WHAT THE TASK ASKS: Go through the records and give each one again exactly.

Figure content listings:

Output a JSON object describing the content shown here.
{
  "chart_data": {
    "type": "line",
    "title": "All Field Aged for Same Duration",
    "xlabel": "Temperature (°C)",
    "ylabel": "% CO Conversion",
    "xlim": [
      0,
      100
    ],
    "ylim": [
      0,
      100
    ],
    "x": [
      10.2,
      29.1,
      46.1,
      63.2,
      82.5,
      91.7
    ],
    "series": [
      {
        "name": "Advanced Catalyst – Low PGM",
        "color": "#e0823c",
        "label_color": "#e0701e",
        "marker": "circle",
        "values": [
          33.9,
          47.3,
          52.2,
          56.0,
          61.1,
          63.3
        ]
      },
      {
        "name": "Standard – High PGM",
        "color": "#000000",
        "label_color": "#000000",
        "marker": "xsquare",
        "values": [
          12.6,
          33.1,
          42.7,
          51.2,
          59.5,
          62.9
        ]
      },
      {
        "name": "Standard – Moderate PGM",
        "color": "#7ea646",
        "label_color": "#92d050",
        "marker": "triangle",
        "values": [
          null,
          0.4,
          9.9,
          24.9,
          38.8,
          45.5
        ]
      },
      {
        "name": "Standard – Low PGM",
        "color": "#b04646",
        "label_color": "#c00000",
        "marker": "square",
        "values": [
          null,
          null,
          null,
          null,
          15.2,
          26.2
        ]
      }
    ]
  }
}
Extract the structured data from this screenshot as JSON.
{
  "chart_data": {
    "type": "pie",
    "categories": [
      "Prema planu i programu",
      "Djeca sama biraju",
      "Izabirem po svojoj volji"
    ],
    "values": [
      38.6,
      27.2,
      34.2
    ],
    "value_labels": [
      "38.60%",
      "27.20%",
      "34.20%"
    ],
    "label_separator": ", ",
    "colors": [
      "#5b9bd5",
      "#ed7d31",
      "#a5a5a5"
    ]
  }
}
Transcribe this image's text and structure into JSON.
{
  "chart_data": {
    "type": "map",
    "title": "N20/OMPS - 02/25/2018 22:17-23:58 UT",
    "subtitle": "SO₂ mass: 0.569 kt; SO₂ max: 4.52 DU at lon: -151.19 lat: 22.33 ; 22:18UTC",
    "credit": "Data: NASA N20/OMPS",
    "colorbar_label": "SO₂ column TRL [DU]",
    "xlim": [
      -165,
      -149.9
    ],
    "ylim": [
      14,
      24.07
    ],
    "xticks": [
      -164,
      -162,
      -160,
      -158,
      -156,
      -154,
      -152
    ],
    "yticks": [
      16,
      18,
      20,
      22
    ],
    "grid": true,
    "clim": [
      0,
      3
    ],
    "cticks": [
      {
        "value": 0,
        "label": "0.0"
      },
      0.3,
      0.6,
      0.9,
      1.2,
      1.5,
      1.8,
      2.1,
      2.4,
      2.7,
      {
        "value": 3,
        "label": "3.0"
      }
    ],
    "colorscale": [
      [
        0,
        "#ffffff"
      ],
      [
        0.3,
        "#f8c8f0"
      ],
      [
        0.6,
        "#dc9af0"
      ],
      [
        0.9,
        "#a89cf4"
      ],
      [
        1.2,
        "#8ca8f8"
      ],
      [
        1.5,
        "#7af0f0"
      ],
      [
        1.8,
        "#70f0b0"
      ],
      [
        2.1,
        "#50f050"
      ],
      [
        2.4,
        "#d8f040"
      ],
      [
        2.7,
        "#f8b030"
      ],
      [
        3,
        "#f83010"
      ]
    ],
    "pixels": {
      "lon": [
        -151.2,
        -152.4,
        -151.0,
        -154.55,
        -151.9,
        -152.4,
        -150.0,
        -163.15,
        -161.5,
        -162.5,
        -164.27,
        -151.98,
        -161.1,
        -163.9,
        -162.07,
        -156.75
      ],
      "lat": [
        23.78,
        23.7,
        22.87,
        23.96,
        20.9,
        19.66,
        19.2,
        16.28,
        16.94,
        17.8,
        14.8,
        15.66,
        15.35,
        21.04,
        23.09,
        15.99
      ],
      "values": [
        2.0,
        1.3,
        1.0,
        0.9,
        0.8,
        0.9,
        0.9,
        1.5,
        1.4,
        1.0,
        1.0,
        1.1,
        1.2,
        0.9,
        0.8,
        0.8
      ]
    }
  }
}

SOLUTION TO THIS TASK:
Output a JSON object describing the content shown here.
{
  "chart_data": {
    "type": "line",
    "title": "All Field Aged for Same Duration",
    "xlabel": "Temperature (°C)",
    "ylabel": "% CO Conversion",
    "xlim": [
      0,
      100
    ],
    "ylim": [
      0,
      100
    ],
    "x": [
      10.2,
      29.1,
      46.1,
      63.2,
      82.5,
      91.7
    ],
    "series": [
      {
        "name": "Advanced Catalyst – Low PGM",
        "color": "#e0823c",
        "label_color": "#e0701e",
        "marker": "circle",
        "values": [
          33.9,
          47.3,
          52.2,
          56.0,
          61.1,
          63.3
        ]
      },
      {
        "name": "Standard – High PGM",
        "color": "#000000",
        "label_color": "#000000",
        "marker": "xsquare",
        "values": [
          12.6,
          33.1,
          42.7,
          51.2,
          59.5,
          62.9
        ]
      },
      {
        "name": "Standard – Moderate PGM",
        "color": "#7ea646",
        "label_color": "#92d050",
        "marker": "triangle",
        "values": [
          null,
          0.4,
          9.9,
          24.9,
          38.8,
          45.5
        ]
      },
      {
        "name": "Standard – Low PGM",
        "color": "#b04646",
        "label_color": "#c00000",
        "marker": "square",
        "values": [
          null,
          null,
          null,
          null,
          15.2,
          26.2
        ]
      }
    ]
  }
}
Extract the structured data from this screenshot as JSON.
{
  "chart_data": {
    "type": "pie",
    "categories": [
      "Prema planu i programu",
      "Djeca sama biraju",
      "Izabirem po svojoj volji"
    ],
    "values": [
      38.6,
      27.2,
      34.2
    ],
    "value_labels": [
      "38.60%",
      "27.20%",
      "34.20%"
    ],
    "label_separator": ", ",
    "colors": [
      "#5b9bd5",
      "#ed7d31",
      "#a5a5a5"
    ]
  }
}
Transcribe this image's text and structure into JSON.
{
  "chart_data": {
    "type": "map",
    "title": "N20/OMPS - 02/25/2018 22:17-23:58 UT",
    "subtitle": "SO₂ mass: 0.569 kt; SO₂ max: 4.52 DU at lon: -151.19 lat: 22.33 ; 22:18UTC",
    "credit": "Data: NASA N20/OMPS",
    "colorbar_label": "SO₂ column TRL [DU]",
    "xlim": [
      -165,
      -149.9
    ],
    "ylim": [
      14,
      24.07
    ],
    "xticks": [
      -164,
      -162,
      -160,
      -158,
      -156,
      -154,
      -152
    ],
    "yticks": [
      16,
      18,
      20,
      22
    ],
    "grid": true,
    "clim": [
      0,
      3
    ],
    "cticks": [
      {
        "value": 0,
        "label": "0.0"
      },
      0.3,
      0.6,
      0.9,
      1.2,
      1.5,
      1.8,
      2.1,
      2.4,
      2.7,
      {
        "value": 3,
        "label": "3.0"
      }
    ],
    "colorscale": [
      [
        0,
        "#ffffff"
      ],
      [
        0.3,
        "#f8c8f0"
      ],
      [
        0.6,
        "#dc9af0"
      ],
      [
        0.9,
        "#a89cf4"
      ],
      [
        1.2,
        "#8ca8f8"
      ],
      [
        1.5,
        "#7af0f0"
      ],
      [
        1.8,
        "#70f0b0"
      ],
      [
        2.1,
        "#50f050"
      ],
      [
        2.4,
        "#d8f040"
      ],
      [
        2.7,
        "#f8b030"
      ],
      [
        3,
        "#f83010"
      ]
    ],
    "pixels": {
      "lon": [
        -151.2,
        -152.4,
        -151.0,
        -154.55,
        -151.9,
        -152.4,
        -150.0,
        -163.15,
        -161.5,
        -162.5,
        -164.27,
        -151.98,
        -161.1,
        -163.9,
        -162.07,
        -156.75
      ],
      "lat": [
        23.78,
        23.7,
        22.87,
        23.96,
        20.9,
        19.66,
        19.2,
        16.28,
        16.94,
        17.8,
        14.8,
        15.66,
        15.35,
        21.04,
        23.09,
        15.99
      ],
      "values": [
        2.0,
        1.3,
        1.0,
        0.9,
        0.8,
        0.9,
        0.9,
        1.5,
        1.4,
        1.0,
        1.0,
        1.1,
        1.2,
        0.9,
        0.8,
        0.8
      ]
    }
  }
}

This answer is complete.